Data:
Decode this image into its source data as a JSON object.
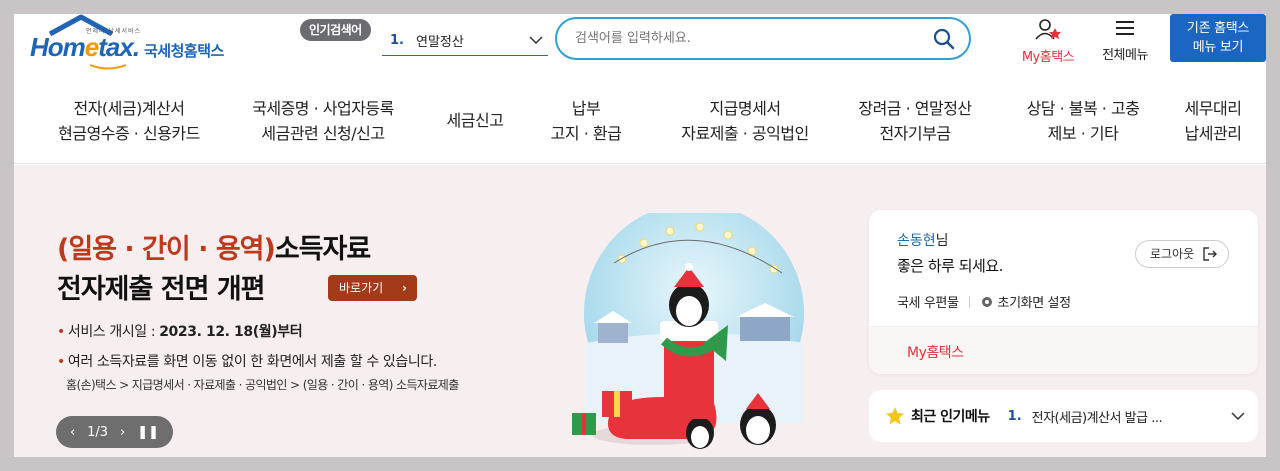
{
  "logo": {
    "tiny_text": "언제나 납세서비스",
    "brand_start": "Hom",
    "brand_e": "e",
    "brand_end": "tax.",
    "brand_kr": "국세청홈택스"
  },
  "search": {
    "popular_badge": "인기검색어",
    "popular_rank": "1.",
    "popular_term": "연말정산",
    "placeholder": "검색어를 입력하세요."
  },
  "utility": {
    "my_hometax": "My홈택스",
    "all_menu": "전체메뉴",
    "old_menu_line1": "기존 홈택스",
    "old_menu_line2": "메뉴 보기"
  },
  "nav": [
    {
      "line1": "전자(세금)계산서",
      "line2": "현금영수증 · 신용카드"
    },
    {
      "line1": "국세증명 · 사업자등록",
      "line2": "세금관련 신청/신고"
    },
    {
      "line1": "세금신고",
      "line2": ""
    },
    {
      "line1": "납부",
      "line2": "고지 · 환급"
    },
    {
      "line1": "지급명세서",
      "line2": "자료제출 · 공익법인"
    },
    {
      "line1": "장려금 · 연말정산",
      "line2": "전자기부금"
    },
    {
      "line1": "상담 · 불복 · 고충",
      "line2": "제보 · 기타"
    },
    {
      "line1": "세무대리",
      "line2": "납세관리"
    }
  ],
  "banner": {
    "title_highlight": "(일용 · 간이 · 용역)",
    "title_rest": "소득자료",
    "title_line2": "전자제출 전면 개편",
    "go_button": "바로가기",
    "info1_label": "서비스 개시일 : ",
    "info1_value": "2023. 12. 18(월)부터",
    "info2": "여러 소득자료를 화면 이동 없이 한 화면에서 제출 할 수 있습니다.",
    "path": "홈(손)택스 > 지급명세서 · 자료제출 · 공익법인 > (일용 · 간이 · 용역) 소득자료제출",
    "pager": "1/3"
  },
  "user": {
    "name": "손동현",
    "suffix": "님",
    "greeting": "좋은 하루 되세요.",
    "logout": "로그아웃",
    "mailbox": "국세 우편물",
    "init_screen": "초기화면 설정",
    "my_hometax": "My홈택스"
  },
  "popular_menu": {
    "title": "최근 인기메뉴",
    "rank": "1.",
    "item": "전자(세금)계산서 발급 ..."
  },
  "colors": {
    "brand_blue": "#1f64b7",
    "accent_red": "#e6323c",
    "banner_bg": "#f7eeef",
    "button_blue": "#1a66c2"
  }
}
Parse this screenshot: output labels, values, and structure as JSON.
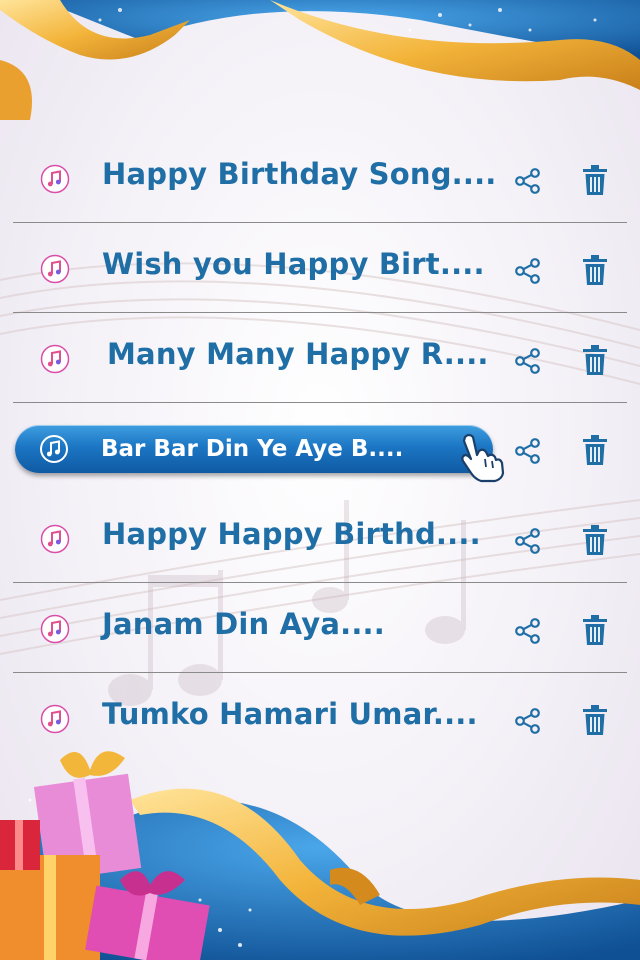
{
  "songs": [
    {
      "title": "Happy Birthday Song....",
      "selected": false
    },
    {
      "title": "Wish you Happy Birt....",
      "selected": false
    },
    {
      "title": "Many Many Happy R....",
      "selected": false
    },
    {
      "title": "Bar Bar Din Ye Aye B....",
      "selected": true
    },
    {
      "title": "Happy Happy Birthd....",
      "selected": false
    },
    {
      "title": "Janam Din Aya....",
      "selected": false
    },
    {
      "title": "Tumko Hamari Umar....",
      "selected": false
    }
  ],
  "icons": {
    "song": "music-note-icon",
    "share": "share-icon",
    "delete": "trash-icon",
    "pointer": "hand-pointer-icon"
  },
  "colors": {
    "title_text": "#1f6ea6",
    "icon_blue": "#1f6ea6",
    "selected_pill": "#1c76c4",
    "ribbon_gold": "#f0b030",
    "corner_blue": "#1d6fb5"
  }
}
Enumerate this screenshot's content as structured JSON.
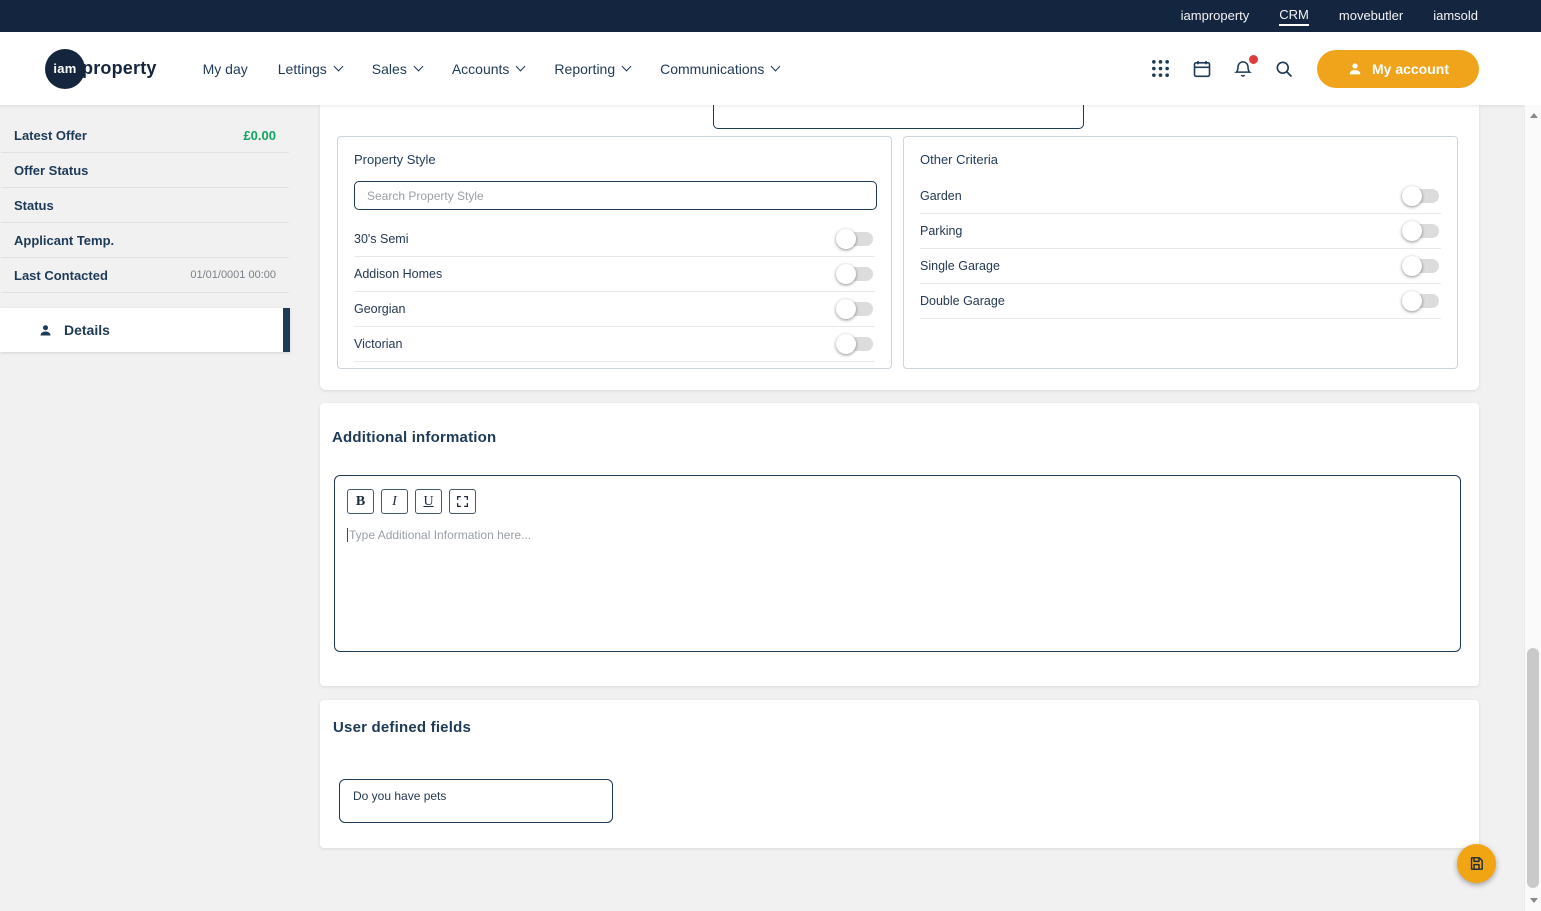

Aim:
All of the lines above should be printed exactly, minus the pictures.

Result for this task:
Decode this image into its source data as a JSON object.
{
  "logo": {
    "tiny_text": "언제나 납세서비스",
    "brand_start": "Hom",
    "brand_e": "e",
    "brand_end": "tax.",
    "brand_kr": "국세청홈택스"
  },
  "search": {
    "popular_badge": "인기검색어",
    "popular_rank": "1.",
    "popular_term": "연말정산",
    "placeholder": "검색어를 입력하세요."
  },
  "utility": {
    "my_hometax": "My홈택스",
    "all_menu": "전체메뉴",
    "old_menu_line1": "기존 홈택스",
    "old_menu_line2": "메뉴 보기"
  },
  "nav": [
    {
      "line1": "전자(세금)계산서",
      "line2": "현금영수증 · 신용카드"
    },
    {
      "line1": "국세증명 · 사업자등록",
      "line2": "세금관련 신청/신고"
    },
    {
      "line1": "세금신고",
      "line2": ""
    },
    {
      "line1": "납부",
      "line2": "고지 · 환급"
    },
    {
      "line1": "지급명세서",
      "line2": "자료제출 · 공익법인"
    },
    {
      "line1": "장려금 · 연말정산",
      "line2": "전자기부금"
    },
    {
      "line1": "상담 · 불복 · 고충",
      "line2": "제보 · 기타"
    },
    {
      "line1": "세무대리",
      "line2": "납세관리"
    }
  ],
  "banner": {
    "title_highlight": "(일용 · 간이 · 용역)",
    "title_rest": "소득자료",
    "title_line2": "전자제출 전면 개편",
    "go_button": "바로가기",
    "info1_label": "서비스 개시일 : ",
    "info1_value": "2023. 12. 18(월)부터",
    "info2": "여러 소득자료를 화면 이동 없이 한 화면에서 제출 할 수 있습니다.",
    "path": "홈(손)택스 > 지급명세서 · 자료제출 · 공익법인 > (일용 · 간이 · 용역) 소득자료제출",
    "pager": "1/3"
  },
  "user": {
    "name": "손동현",
    "suffix": "님",
    "greeting": "좋은 하루 되세요.",
    "logout": "로그아웃",
    "mailbox": "국세 우편물",
    "init_screen": "초기화면 설정",
    "my_hometax": "My홈택스"
  },
  "popular_menu": {
    "title": "최근 인기메뉴",
    "rank": "1.",
    "item": "전자(세금)계산서 발급 ..."
  },
  "colors": {
    "brand_blue": "#1f64b7",
    "accent_red": "#e6323c",
    "banner_bg": "#f7eeef",
    "button_blue": "#1a66c2"
  }
}
Parse this screenshot: output labels, values, and structure as JSON.
{
  "songs": [
    {
      "title": "Happy Birthday Song....",
      "selected": false
    },
    {
      "title": "Wish you Happy Birt....",
      "selected": false
    },
    {
      "title": "Many Many Happy R....",
      "selected": false
    },
    {
      "title": "Bar Bar Din Ye Aye B....",
      "selected": true
    },
    {
      "title": "Happy Happy Birthd....",
      "selected": false
    },
    {
      "title": "Janam Din Aya....",
      "selected": false
    },
    {
      "title": "Tumko Hamari Umar....",
      "selected": false
    }
  ],
  "icons": {
    "song": "music-note-icon",
    "share": "share-icon",
    "delete": "trash-icon",
    "pointer": "hand-pointer-icon"
  },
  "colors": {
    "title_text": "#1f6ea6",
    "icon_blue": "#1f6ea6",
    "selected_pill": "#1c76c4",
    "ribbon_gold": "#f0b030",
    "corner_blue": "#1d6fb5"
  }
}
Enumerate this screenshot's content as structured JSON.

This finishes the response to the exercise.